* [Task prompt]
In the entries below, identify every line with the string "meta" and copy it.

>> start

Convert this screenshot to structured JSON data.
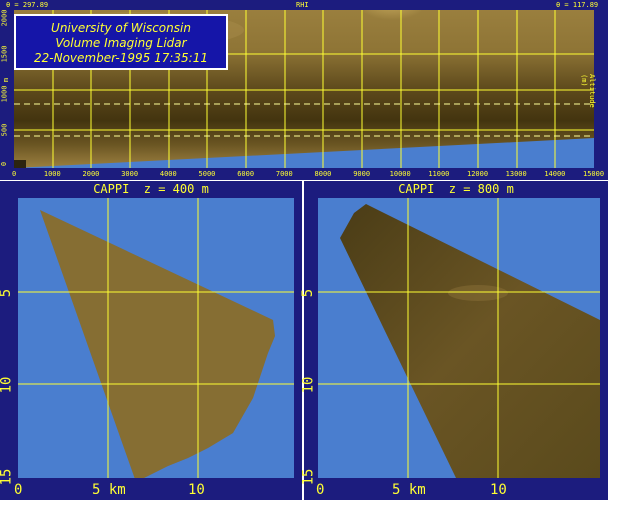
{
  "rhi": {
    "header_left": "θ = 297.89",
    "header_center": "RHI",
    "header_right": "θ = 117.89",
    "y_ticks": [
      "0",
      "500",
      "1000",
      "1500",
      "2000"
    ],
    "y_unit": "m",
    "x_ticks": [
      "0",
      "1000",
      "2000",
      "3000",
      "4000",
      "5000",
      "6000",
      "7000",
      "8000",
      "9000",
      "10000",
      "11000",
      "12000",
      "13000",
      "14000",
      "15000"
    ],
    "right_axis_label": "Altitude (m)",
    "info": {
      "line1": "University of Wisconsin",
      "line2": "Volume Imaging Lidar",
      "line3": "22-November-1995 17:35:11"
    }
  },
  "cappi_left": {
    "title": "CAPPI  z = 400 m",
    "x_ticks": [
      "0",
      "5 km",
      "10"
    ],
    "y_ticks": [
      "5",
      "10",
      "15"
    ]
  },
  "cappi_right": {
    "title": "CAPPI  z = 800 m",
    "x_ticks": [
      "0",
      "5 km",
      "10"
    ],
    "y_ticks": [
      "5",
      "10",
      "15"
    ]
  },
  "colors": {
    "frame": "#1c1c7e",
    "plot_bg": "#4a7ecf",
    "grid": "#ffff33",
    "lidar_light": "#a88a46",
    "lidar_dark": "#5c4a1e"
  }
}
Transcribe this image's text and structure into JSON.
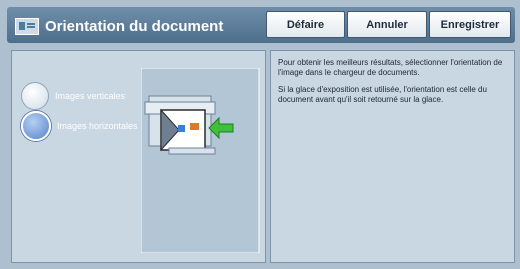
{
  "header": {
    "title": "Orientation du document",
    "buttons": {
      "undo": "Défaire",
      "cancel": "Annuler",
      "save": "Enregistrer"
    }
  },
  "options": [
    {
      "label": "Images verticales",
      "selected": false
    },
    {
      "label": "Images horizontales",
      "selected": true
    }
  ],
  "info": {
    "paragraph1": "Pour obtenir les meilleurs résultats, sélectionner l'orientation de l'image dans le chargeur de documents.",
    "paragraph2": "Si la glace d'exposition est utilisée, l'orientation est celle du document avant qu'il soit retourné sur la glace."
  },
  "icons": {
    "title": "document-orientation-icon",
    "arrow": "green-arrow-icon"
  },
  "colors": {
    "header": "#5a7a96",
    "panel": "#c9d7e3",
    "selected_radio": "#7399d6",
    "arrow": "#3cc43c"
  }
}
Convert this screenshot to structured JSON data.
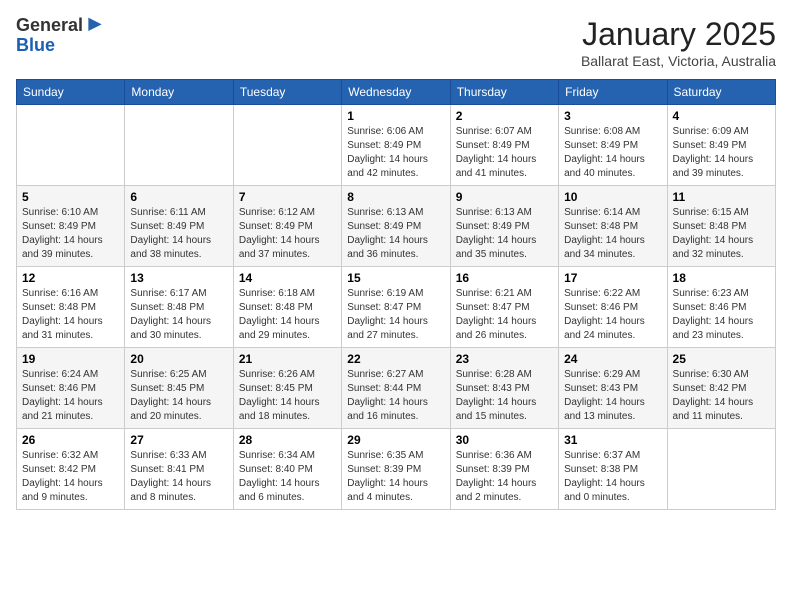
{
  "header": {
    "logo_general": "General",
    "logo_blue": "Blue",
    "month_title": "January 2025",
    "location": "Ballarat East, Victoria, Australia"
  },
  "days_of_week": [
    "Sunday",
    "Monday",
    "Tuesday",
    "Wednesday",
    "Thursday",
    "Friday",
    "Saturday"
  ],
  "weeks": [
    [
      {
        "day": "",
        "info": ""
      },
      {
        "day": "",
        "info": ""
      },
      {
        "day": "",
        "info": ""
      },
      {
        "day": "1",
        "info": "Sunrise: 6:06 AM\nSunset: 8:49 PM\nDaylight: 14 hours\nand 42 minutes."
      },
      {
        "day": "2",
        "info": "Sunrise: 6:07 AM\nSunset: 8:49 PM\nDaylight: 14 hours\nand 41 minutes."
      },
      {
        "day": "3",
        "info": "Sunrise: 6:08 AM\nSunset: 8:49 PM\nDaylight: 14 hours\nand 40 minutes."
      },
      {
        "day": "4",
        "info": "Sunrise: 6:09 AM\nSunset: 8:49 PM\nDaylight: 14 hours\nand 39 minutes."
      }
    ],
    [
      {
        "day": "5",
        "info": "Sunrise: 6:10 AM\nSunset: 8:49 PM\nDaylight: 14 hours\nand 39 minutes."
      },
      {
        "day": "6",
        "info": "Sunrise: 6:11 AM\nSunset: 8:49 PM\nDaylight: 14 hours\nand 38 minutes."
      },
      {
        "day": "7",
        "info": "Sunrise: 6:12 AM\nSunset: 8:49 PM\nDaylight: 14 hours\nand 37 minutes."
      },
      {
        "day": "8",
        "info": "Sunrise: 6:13 AM\nSunset: 8:49 PM\nDaylight: 14 hours\nand 36 minutes."
      },
      {
        "day": "9",
        "info": "Sunrise: 6:13 AM\nSunset: 8:49 PM\nDaylight: 14 hours\nand 35 minutes."
      },
      {
        "day": "10",
        "info": "Sunrise: 6:14 AM\nSunset: 8:48 PM\nDaylight: 14 hours\nand 34 minutes."
      },
      {
        "day": "11",
        "info": "Sunrise: 6:15 AM\nSunset: 8:48 PM\nDaylight: 14 hours\nand 32 minutes."
      }
    ],
    [
      {
        "day": "12",
        "info": "Sunrise: 6:16 AM\nSunset: 8:48 PM\nDaylight: 14 hours\nand 31 minutes."
      },
      {
        "day": "13",
        "info": "Sunrise: 6:17 AM\nSunset: 8:48 PM\nDaylight: 14 hours\nand 30 minutes."
      },
      {
        "day": "14",
        "info": "Sunrise: 6:18 AM\nSunset: 8:48 PM\nDaylight: 14 hours\nand 29 minutes."
      },
      {
        "day": "15",
        "info": "Sunrise: 6:19 AM\nSunset: 8:47 PM\nDaylight: 14 hours\nand 27 minutes."
      },
      {
        "day": "16",
        "info": "Sunrise: 6:21 AM\nSunset: 8:47 PM\nDaylight: 14 hours\nand 26 minutes."
      },
      {
        "day": "17",
        "info": "Sunrise: 6:22 AM\nSunset: 8:46 PM\nDaylight: 14 hours\nand 24 minutes."
      },
      {
        "day": "18",
        "info": "Sunrise: 6:23 AM\nSunset: 8:46 PM\nDaylight: 14 hours\nand 23 minutes."
      }
    ],
    [
      {
        "day": "19",
        "info": "Sunrise: 6:24 AM\nSunset: 8:46 PM\nDaylight: 14 hours\nand 21 minutes."
      },
      {
        "day": "20",
        "info": "Sunrise: 6:25 AM\nSunset: 8:45 PM\nDaylight: 14 hours\nand 20 minutes."
      },
      {
        "day": "21",
        "info": "Sunrise: 6:26 AM\nSunset: 8:45 PM\nDaylight: 14 hours\nand 18 minutes."
      },
      {
        "day": "22",
        "info": "Sunrise: 6:27 AM\nSunset: 8:44 PM\nDaylight: 14 hours\nand 16 minutes."
      },
      {
        "day": "23",
        "info": "Sunrise: 6:28 AM\nSunset: 8:43 PM\nDaylight: 14 hours\nand 15 minutes."
      },
      {
        "day": "24",
        "info": "Sunrise: 6:29 AM\nSunset: 8:43 PM\nDaylight: 14 hours\nand 13 minutes."
      },
      {
        "day": "25",
        "info": "Sunrise: 6:30 AM\nSunset: 8:42 PM\nDaylight: 14 hours\nand 11 minutes."
      }
    ],
    [
      {
        "day": "26",
        "info": "Sunrise: 6:32 AM\nSunset: 8:42 PM\nDaylight: 14 hours\nand 9 minutes."
      },
      {
        "day": "27",
        "info": "Sunrise: 6:33 AM\nSunset: 8:41 PM\nDaylight: 14 hours\nand 8 minutes."
      },
      {
        "day": "28",
        "info": "Sunrise: 6:34 AM\nSunset: 8:40 PM\nDaylight: 14 hours\nand 6 minutes."
      },
      {
        "day": "29",
        "info": "Sunrise: 6:35 AM\nSunset: 8:39 PM\nDaylight: 14 hours\nand 4 minutes."
      },
      {
        "day": "30",
        "info": "Sunrise: 6:36 AM\nSunset: 8:39 PM\nDaylight: 14 hours\nand 2 minutes."
      },
      {
        "day": "31",
        "info": "Sunrise: 6:37 AM\nSunset: 8:38 PM\nDaylight: 14 hours\nand 0 minutes."
      },
      {
        "day": "",
        "info": ""
      }
    ]
  ]
}
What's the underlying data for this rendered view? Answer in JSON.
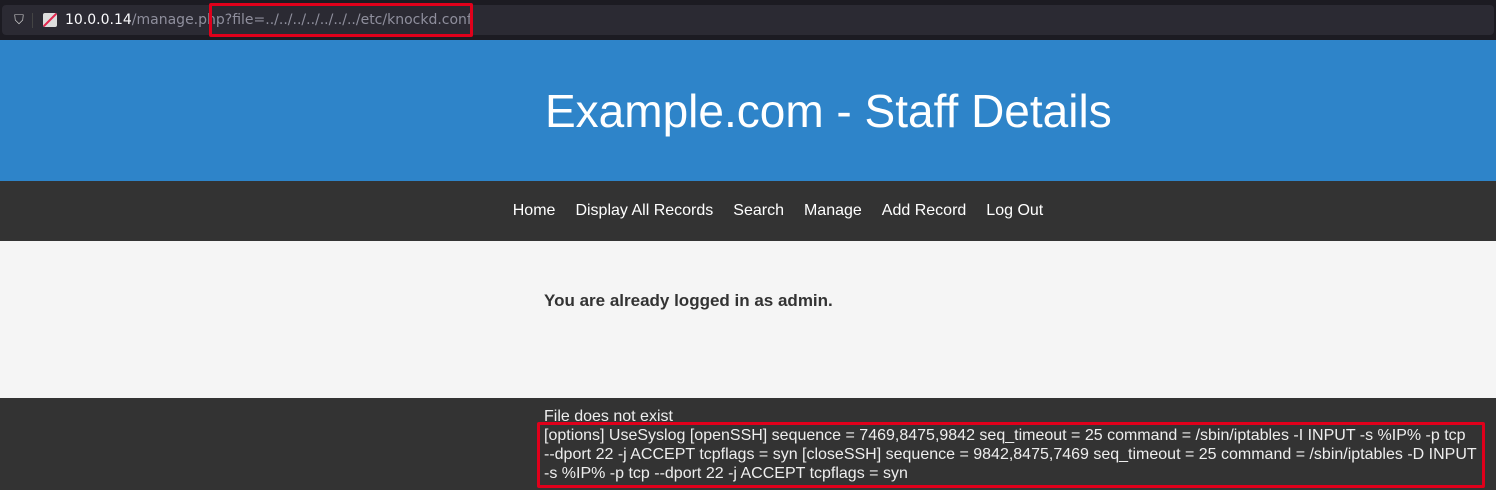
{
  "browser": {
    "url_host": "10.0.0.14",
    "url_path": "/manage.php?file=../../../../../../../etc/knockd.conf"
  },
  "header": {
    "title": "Example.com - Staff Details"
  },
  "nav": [
    "Home",
    "Display All Records",
    "Search",
    "Manage",
    "Add Record",
    "Log Out"
  ],
  "main": {
    "message": "You are already logged in as admin."
  },
  "footer": {
    "status": "File does not exist",
    "file_content_lines": [
      "[options] UseSyslog [openSSH] sequence = 7469,8475,9842 seq_timeout = 25 command = /sbin/iptables -I INPUT -s %IP% -p tcp",
      "--dport 22 -j ACCEPT tcpflags = syn [closeSSH] sequence = 9842,8475,7469 seq_timeout = 25 command = /sbin/iptables -D INPUT",
      "-s %IP% -p tcp --dport 22 -j ACCEPT tcpflags = syn"
    ]
  },
  "colors": {
    "header": "#2e84c9",
    "highlight": "#e0001b"
  }
}
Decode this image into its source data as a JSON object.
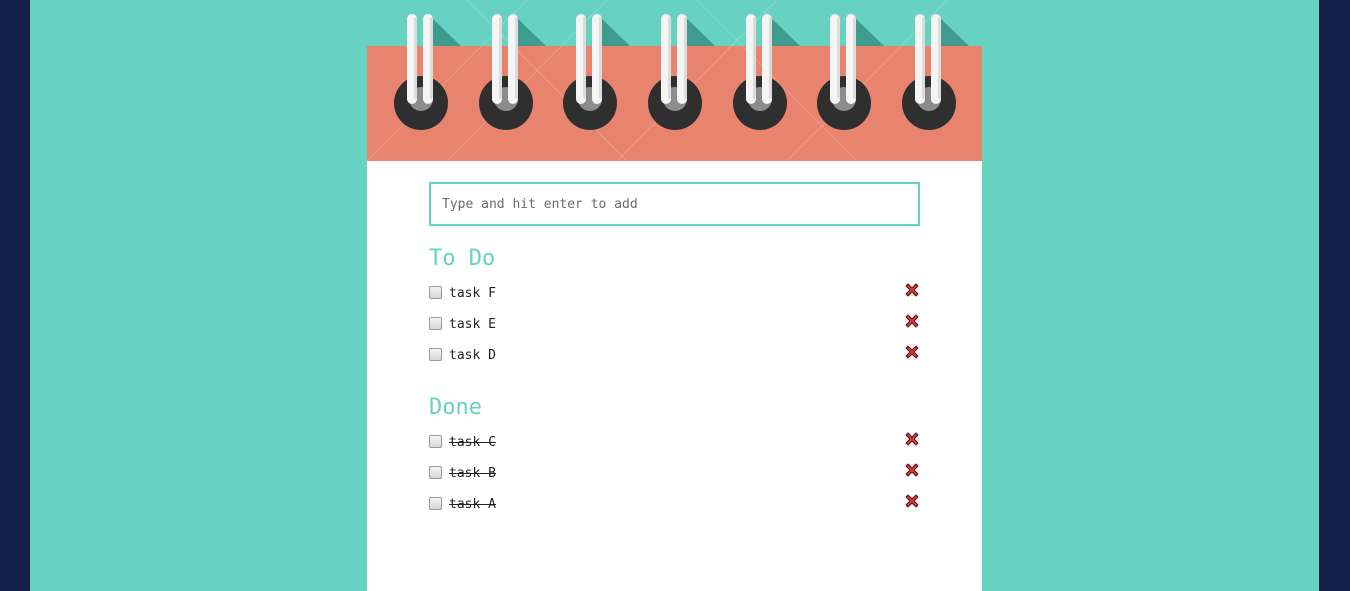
{
  "add_field": {
    "placeholder": "Type and hit enter to add",
    "value": ""
  },
  "todo": {
    "title": "To Do",
    "items": [
      {
        "label": "task F",
        "checked": false
      },
      {
        "label": "task E",
        "checked": false
      },
      {
        "label": "task D",
        "checked": false
      }
    ]
  },
  "done": {
    "title": "Done",
    "items": [
      {
        "label": "task C",
        "checked": false
      },
      {
        "label": "task B",
        "checked": false
      },
      {
        "label": "task A",
        "checked": false
      }
    ]
  },
  "icons": {
    "delete": "close-x-icon",
    "binding": "spiral-ring-icon"
  },
  "colors": {
    "outer_background": "#142048",
    "stage_background": "#67d2c2",
    "accent": "#67d2c2",
    "header": "#e8846e",
    "sheet": "#ffffff",
    "delete_icon": "#d83a3a"
  }
}
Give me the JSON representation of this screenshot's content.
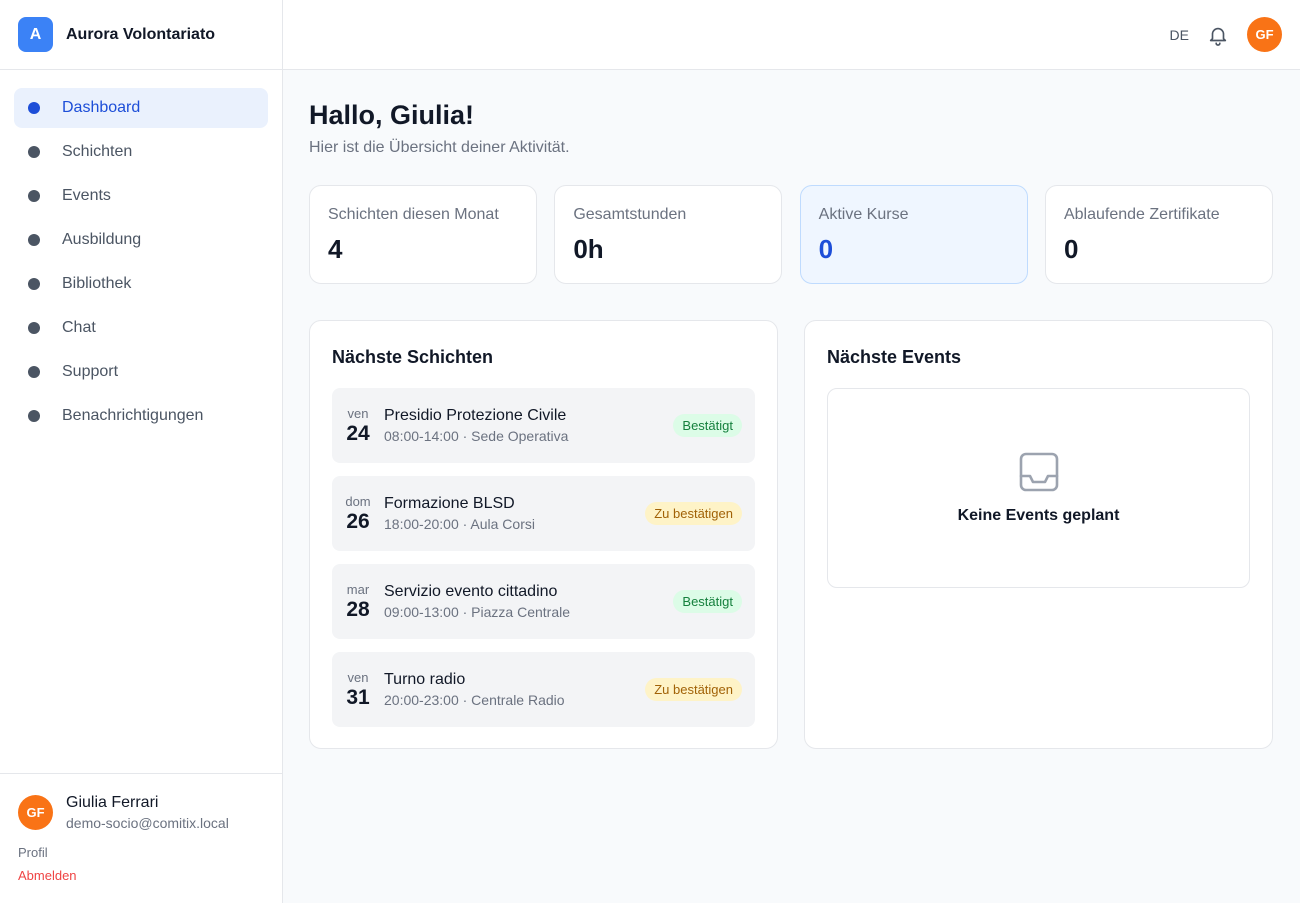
{
  "brand": {
    "logo_letter": "A",
    "name": "Aurora Volontariato"
  },
  "nav": {
    "items": [
      {
        "label": "Dashboard",
        "active": true
      },
      {
        "label": "Schichten"
      },
      {
        "label": "Events"
      },
      {
        "label": "Ausbildung"
      },
      {
        "label": "Bibliothek"
      },
      {
        "label": "Chat"
      },
      {
        "label": "Support"
      },
      {
        "label": "Benachrichtigungen"
      }
    ]
  },
  "user": {
    "initials": "GF",
    "name": "Giulia Ferrari",
    "email": "demo-socio@comitix.local",
    "profile_label": "Profil",
    "logout_label": "Abmelden"
  },
  "topbar": {
    "language": "DE",
    "bell_icon": "bell-icon",
    "avatar_initials": "GF"
  },
  "header": {
    "greeting": "Hallo, Giulia!",
    "subtitle": "Hier ist die Übersicht deiner Aktivität."
  },
  "stats": [
    {
      "label": "Schichten diesen Monat",
      "value": "4"
    },
    {
      "label": "Gesamtstunden",
      "value": "0h"
    },
    {
      "label": "Aktive Kurse",
      "value": "0",
      "highlight": true
    },
    {
      "label": "Ablaufende Zertifikate",
      "value": "0"
    }
  ],
  "shifts": {
    "title": "Nächste Schichten",
    "items": [
      {
        "dow": "ven",
        "day": "24",
        "title": "Presidio Protezione Civile",
        "meta": "08:00-14:00 · Sede Operativa",
        "status": "Bestätigt",
        "status_type": "ok"
      },
      {
        "dow": "dom",
        "day": "26",
        "title": "Formazione BLSD",
        "meta": "18:00-20:00 · Aula Corsi",
        "status": "Zu bestätigen",
        "status_type": "pending"
      },
      {
        "dow": "mar",
        "day": "28",
        "title": "Servizio evento cittadino",
        "meta": "09:00-13:00 · Piazza Centrale",
        "status": "Bestätigt",
        "status_type": "ok"
      },
      {
        "dow": "ven",
        "day": "31",
        "title": "Turno radio",
        "meta": "20:00-23:00 · Centrale Radio",
        "status": "Zu bestätigen",
        "status_type": "pending"
      }
    ]
  },
  "events": {
    "title": "Nächste Events",
    "empty_icon": "inbox-icon",
    "empty_text": "Keine Events geplant"
  },
  "colors": {
    "accent": "#1d4ed8",
    "brand": "#3b82f6",
    "avatar": "#f97316",
    "confirmed_bg": "#dcfce7",
    "pending_bg": "#fef3c7",
    "logout": "#ef4444"
  }
}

>> end

* [Written response]
        "meta": "08:00-14:00 · Sede Operativa",
        "meta": "18:00-20:00 · Aula Corsi",
        "meta": "09:00-13:00 · Piazza Centrale",
        "meta": "20:00-23:00 · Centrale Radio",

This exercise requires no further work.